--- start DATASET CONTENT ---

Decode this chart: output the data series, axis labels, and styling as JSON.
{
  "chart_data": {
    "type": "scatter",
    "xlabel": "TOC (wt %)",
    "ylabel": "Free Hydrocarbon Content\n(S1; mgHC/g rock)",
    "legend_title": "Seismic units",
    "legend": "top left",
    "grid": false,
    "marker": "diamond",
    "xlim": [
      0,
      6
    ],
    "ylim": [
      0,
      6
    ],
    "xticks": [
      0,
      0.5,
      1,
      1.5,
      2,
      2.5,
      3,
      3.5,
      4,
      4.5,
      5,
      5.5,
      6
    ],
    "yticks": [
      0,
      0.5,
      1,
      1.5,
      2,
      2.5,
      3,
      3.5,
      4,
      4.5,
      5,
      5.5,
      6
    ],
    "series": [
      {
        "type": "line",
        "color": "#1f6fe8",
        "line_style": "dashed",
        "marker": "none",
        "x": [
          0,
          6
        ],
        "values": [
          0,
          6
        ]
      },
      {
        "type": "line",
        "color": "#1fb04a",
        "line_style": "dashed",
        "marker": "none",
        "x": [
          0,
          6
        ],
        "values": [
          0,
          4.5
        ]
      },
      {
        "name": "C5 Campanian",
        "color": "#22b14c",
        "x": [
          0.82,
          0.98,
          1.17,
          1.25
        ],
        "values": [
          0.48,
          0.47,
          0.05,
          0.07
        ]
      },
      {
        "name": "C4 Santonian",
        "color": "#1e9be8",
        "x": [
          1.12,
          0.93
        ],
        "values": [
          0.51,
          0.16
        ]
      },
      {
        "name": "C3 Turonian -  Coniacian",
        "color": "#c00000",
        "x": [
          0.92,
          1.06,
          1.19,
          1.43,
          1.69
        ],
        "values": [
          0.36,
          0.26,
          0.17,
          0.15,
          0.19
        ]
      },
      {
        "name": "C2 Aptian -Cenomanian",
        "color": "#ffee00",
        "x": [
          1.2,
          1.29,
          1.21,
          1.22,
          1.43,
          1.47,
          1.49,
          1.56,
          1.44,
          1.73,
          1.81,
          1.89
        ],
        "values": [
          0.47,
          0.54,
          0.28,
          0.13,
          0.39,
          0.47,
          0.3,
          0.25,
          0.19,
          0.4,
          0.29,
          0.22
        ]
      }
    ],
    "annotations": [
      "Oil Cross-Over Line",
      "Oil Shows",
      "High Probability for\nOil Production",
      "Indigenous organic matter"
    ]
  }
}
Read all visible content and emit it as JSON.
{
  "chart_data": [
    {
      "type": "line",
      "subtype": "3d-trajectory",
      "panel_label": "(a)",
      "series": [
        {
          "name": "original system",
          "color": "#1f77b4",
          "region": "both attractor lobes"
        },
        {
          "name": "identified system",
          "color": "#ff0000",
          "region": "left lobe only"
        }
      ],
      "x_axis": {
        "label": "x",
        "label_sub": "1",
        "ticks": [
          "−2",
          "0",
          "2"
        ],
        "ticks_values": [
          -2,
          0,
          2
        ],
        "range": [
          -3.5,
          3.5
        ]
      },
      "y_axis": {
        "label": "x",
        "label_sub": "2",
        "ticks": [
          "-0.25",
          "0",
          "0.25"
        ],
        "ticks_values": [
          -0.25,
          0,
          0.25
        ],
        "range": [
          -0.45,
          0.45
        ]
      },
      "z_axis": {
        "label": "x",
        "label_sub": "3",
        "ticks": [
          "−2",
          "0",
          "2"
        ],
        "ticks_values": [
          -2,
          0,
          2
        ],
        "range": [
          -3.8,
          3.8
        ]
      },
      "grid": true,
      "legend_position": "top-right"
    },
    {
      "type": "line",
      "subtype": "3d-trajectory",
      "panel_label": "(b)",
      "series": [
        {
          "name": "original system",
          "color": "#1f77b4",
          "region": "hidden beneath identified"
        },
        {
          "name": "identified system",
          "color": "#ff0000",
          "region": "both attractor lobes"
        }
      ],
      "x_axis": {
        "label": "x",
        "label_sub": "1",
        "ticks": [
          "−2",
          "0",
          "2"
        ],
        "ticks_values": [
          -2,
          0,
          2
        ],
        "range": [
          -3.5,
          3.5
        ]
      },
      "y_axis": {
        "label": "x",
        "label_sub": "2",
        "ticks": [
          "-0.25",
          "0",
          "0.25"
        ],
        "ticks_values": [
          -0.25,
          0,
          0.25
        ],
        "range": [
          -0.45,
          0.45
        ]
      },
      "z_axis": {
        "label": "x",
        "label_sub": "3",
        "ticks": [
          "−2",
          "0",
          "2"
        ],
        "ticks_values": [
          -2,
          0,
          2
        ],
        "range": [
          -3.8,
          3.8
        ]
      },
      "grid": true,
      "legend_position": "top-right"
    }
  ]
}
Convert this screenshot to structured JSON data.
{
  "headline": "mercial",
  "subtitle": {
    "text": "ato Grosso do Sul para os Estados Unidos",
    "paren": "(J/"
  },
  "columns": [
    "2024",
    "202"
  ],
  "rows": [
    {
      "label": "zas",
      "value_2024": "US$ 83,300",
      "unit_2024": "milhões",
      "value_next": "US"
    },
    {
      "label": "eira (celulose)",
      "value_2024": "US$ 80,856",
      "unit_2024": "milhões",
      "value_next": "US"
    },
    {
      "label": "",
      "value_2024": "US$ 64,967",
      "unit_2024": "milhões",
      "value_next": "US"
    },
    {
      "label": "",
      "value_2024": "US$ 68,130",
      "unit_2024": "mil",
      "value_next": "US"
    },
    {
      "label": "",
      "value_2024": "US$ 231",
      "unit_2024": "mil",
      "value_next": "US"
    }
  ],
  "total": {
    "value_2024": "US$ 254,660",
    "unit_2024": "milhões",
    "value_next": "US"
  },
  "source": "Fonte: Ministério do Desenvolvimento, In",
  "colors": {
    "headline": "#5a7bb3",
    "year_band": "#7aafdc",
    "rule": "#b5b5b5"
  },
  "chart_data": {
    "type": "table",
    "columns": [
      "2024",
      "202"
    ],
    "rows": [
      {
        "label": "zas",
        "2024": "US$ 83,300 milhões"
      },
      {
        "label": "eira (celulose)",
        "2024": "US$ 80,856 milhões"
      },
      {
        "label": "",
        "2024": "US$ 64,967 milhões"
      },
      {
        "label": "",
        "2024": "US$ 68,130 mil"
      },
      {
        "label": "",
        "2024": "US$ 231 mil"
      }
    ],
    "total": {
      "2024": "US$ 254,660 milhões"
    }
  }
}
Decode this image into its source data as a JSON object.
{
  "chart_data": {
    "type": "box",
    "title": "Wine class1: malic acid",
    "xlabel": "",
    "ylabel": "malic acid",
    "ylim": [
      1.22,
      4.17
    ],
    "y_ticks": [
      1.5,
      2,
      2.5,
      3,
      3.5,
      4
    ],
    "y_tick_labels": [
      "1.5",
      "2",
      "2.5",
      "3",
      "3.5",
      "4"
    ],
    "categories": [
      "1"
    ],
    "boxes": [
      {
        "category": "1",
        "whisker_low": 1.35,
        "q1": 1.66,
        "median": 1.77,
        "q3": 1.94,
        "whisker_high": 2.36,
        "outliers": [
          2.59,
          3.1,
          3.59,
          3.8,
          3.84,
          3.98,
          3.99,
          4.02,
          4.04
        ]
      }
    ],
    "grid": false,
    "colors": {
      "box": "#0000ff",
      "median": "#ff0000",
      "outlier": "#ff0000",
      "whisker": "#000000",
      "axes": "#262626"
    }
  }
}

--- end DATASET CONTENT ---

▶ SET PROBLEM
Repeat every record, exactly as written.

▶ TASK RESULT
Decode this chart: output the data series, axis labels, and styling as JSON.
{
  "chart_data": {
    "type": "scatter",
    "xlabel": "TOC (wt %)",
    "ylabel": "Free Hydrocarbon Content\n(S1; mgHC/g rock)",
    "legend_title": "Seismic units",
    "legend": "top left",
    "grid": false,
    "marker": "diamond",
    "xlim": [
      0,
      6
    ],
    "ylim": [
      0,
      6
    ],
    "xticks": [
      0,
      0.5,
      1,
      1.5,
      2,
      2.5,
      3,
      3.5,
      4,
      4.5,
      5,
      5.5,
      6
    ],
    "yticks": [
      0,
      0.5,
      1,
      1.5,
      2,
      2.5,
      3,
      3.5,
      4,
      4.5,
      5,
      5.5,
      6
    ],
    "series": [
      {
        "type": "line",
        "color": "#1f6fe8",
        "line_style": "dashed",
        "marker": "none",
        "x": [
          0,
          6
        ],
        "values": [
          0,
          6
        ]
      },
      {
        "type": "line",
        "color": "#1fb04a",
        "line_style": "dashed",
        "marker": "none",
        "x": [
          0,
          6
        ],
        "values": [
          0,
          4.5
        ]
      },
      {
        "name": "C5 Campanian",
        "color": "#22b14c",
        "x": [
          0.82,
          0.98,
          1.17,
          1.25
        ],
        "values": [
          0.48,
          0.47,
          0.05,
          0.07
        ]
      },
      {
        "name": "C4 Santonian",
        "color": "#1e9be8",
        "x": [
          1.12,
          0.93
        ],
        "values": [
          0.51,
          0.16
        ]
      },
      {
        "name": "C3 Turonian -  Coniacian",
        "color": "#c00000",
        "x": [
          0.92,
          1.06,
          1.19,
          1.43,
          1.69
        ],
        "values": [
          0.36,
          0.26,
          0.17,
          0.15,
          0.19
        ]
      },
      {
        "name": "C2 Aptian -Cenomanian",
        "color": "#ffee00",
        "x": [
          1.2,
          1.29,
          1.21,
          1.22,
          1.43,
          1.47,
          1.49,
          1.56,
          1.44,
          1.73,
          1.81,
          1.89
        ],
        "values": [
          0.47,
          0.54,
          0.28,
          0.13,
          0.39,
          0.47,
          0.3,
          0.25,
          0.19,
          0.4,
          0.29,
          0.22
        ]
      }
    ],
    "annotations": [
      "Oil Cross-Over Line",
      "Oil Shows",
      "High Probability for\nOil Production",
      "Indigenous organic matter"
    ]
  }
}
Read all visible content and emit it as JSON.
{
  "chart_data": [
    {
      "type": "line",
      "subtype": "3d-trajectory",
      "panel_label": "(a)",
      "series": [
        {
          "name": "original system",
          "color": "#1f77b4",
          "region": "both attractor lobes"
        },
        {
          "name": "identified system",
          "color": "#ff0000",
          "region": "left lobe only"
        }
      ],
      "x_axis": {
        "label": "x",
        "label_sub": "1",
        "ticks": [
          "−2",
          "0",
          "2"
        ],
        "ticks_values": [
          -2,
          0,
          2
        ],
        "range": [
          -3.5,
          3.5
        ]
      },
      "y_axis": {
        "label": "x",
        "label_sub": "2",
        "ticks": [
          "-0.25",
          "0",
          "0.25"
        ],
        "ticks_values": [
          -0.25,
          0,
          0.25
        ],
        "range": [
          -0.45,
          0.45
        ]
      },
      "z_axis": {
        "label": "x",
        "label_sub": "3",
        "ticks": [
          "−2",
          "0",
          "2"
        ],
        "ticks_values": [
          -2,
          0,
          2
        ],
        "range": [
          -3.8,
          3.8
        ]
      },
      "grid": true,
      "legend_position": "top-right"
    },
    {
      "type": "line",
      "subtype": "3d-trajectory",
      "panel_label": "(b)",
      "series": [
        {
          "name": "original system",
          "color": "#1f77b4",
          "region": "hidden beneath identified"
        },
        {
          "name": "identified system",
          "color": "#ff0000",
          "region": "both attractor lobes"
        }
      ],
      "x_axis": {
        "label": "x",
        "label_sub": "1",
        "ticks": [
          "−2",
          "0",
          "2"
        ],
        "ticks_values": [
          -2,
          0,
          2
        ],
        "range": [
          -3.5,
          3.5
        ]
      },
      "y_axis": {
        "label": "x",
        "label_sub": "2",
        "ticks": [
          "-0.25",
          "0",
          "0.25"
        ],
        "ticks_values": [
          -0.25,
          0,
          0.25
        ],
        "range": [
          -0.45,
          0.45
        ]
      },
      "z_axis": {
        "label": "x",
        "label_sub": "3",
        "ticks": [
          "−2",
          "0",
          "2"
        ],
        "ticks_values": [
          -2,
          0,
          2
        ],
        "range": [
          -3.8,
          3.8
        ]
      },
      "grid": true,
      "legend_position": "top-right"
    }
  ]
}
Convert this screenshot to structured JSON data.
{
  "headline": "mercial",
  "subtitle": {
    "text": "ato Grosso do Sul para os Estados Unidos",
    "paren": "(J/"
  },
  "columns": [
    "2024",
    "202"
  ],
  "rows": [
    {
      "label": "zas",
      "value_2024": "US$ 83,300",
      "unit_2024": "milhões",
      "value_next": "US"
    },
    {
      "label": "eira (celulose)",
      "value_2024": "US$ 80,856",
      "unit_2024": "milhões",
      "value_next": "US"
    },
    {
      "label": "",
      "value_2024": "US$ 64,967",
      "unit_2024": "milhões",
      "value_next": "US"
    },
    {
      "label": "",
      "value_2024": "US$ 68,130",
      "unit_2024": "mil",
      "value_next": "US"
    },
    {
      "label": "",
      "value_2024": "US$ 231",
      "unit_2024": "mil",
      "value_next": "US"
    }
  ],
  "total": {
    "value_2024": "US$ 254,660",
    "unit_2024": "milhões",
    "value_next": "US"
  },
  "source": "Fonte: Ministério do Desenvolvimento, In",
  "colors": {
    "headline": "#5a7bb3",
    "year_band": "#7aafdc",
    "rule": "#b5b5b5"
  },
  "chart_data": {
    "type": "table",
    "columns": [
      "2024",
      "202"
    ],
    "rows": [
      {
        "label": "zas",
        "2024": "US$ 83,300 milhões"
      },
      {
        "label": "eira (celulose)",
        "2024": "US$ 80,856 milhões"
      },
      {
        "label": "",
        "2024": "US$ 64,967 milhões"
      },
      {
        "label": "",
        "2024": "US$ 68,130 mil"
      },
      {
        "label": "",
        "2024": "US$ 231 mil"
      }
    ],
    "total": {
      "2024": "US$ 254,660 milhões"
    }
  }
}
Decode this image into its source data as a JSON object.
{
  "chart_data": {
    "type": "box",
    "title": "Wine class1: malic acid",
    "xlabel": "",
    "ylabel": "malic acid",
    "ylim": [
      1.22,
      4.17
    ],
    "y_ticks": [
      1.5,
      2,
      2.5,
      3,
      3.5,
      4
    ],
    "y_tick_labels": [
      "1.5",
      "2",
      "2.5",
      "3",
      "3.5",
      "4"
    ],
    "categories": [
      "1"
    ],
    "boxes": [
      {
        "category": "1",
        "whisker_low": 1.35,
        "q1": 1.66,
        "median": 1.77,
        "q3": 1.94,
        "whisker_high": 2.36,
        "outliers": [
          2.59,
          3.1,
          3.59,
          3.8,
          3.84,
          3.98,
          3.99,
          4.02,
          4.04
        ]
      }
    ],
    "grid": false,
    "colors": {
      "box": "#0000ff",
      "median": "#ff0000",
      "outlier": "#ff0000",
      "whisker": "#000000",
      "axes": "#262626"
    }
  }
}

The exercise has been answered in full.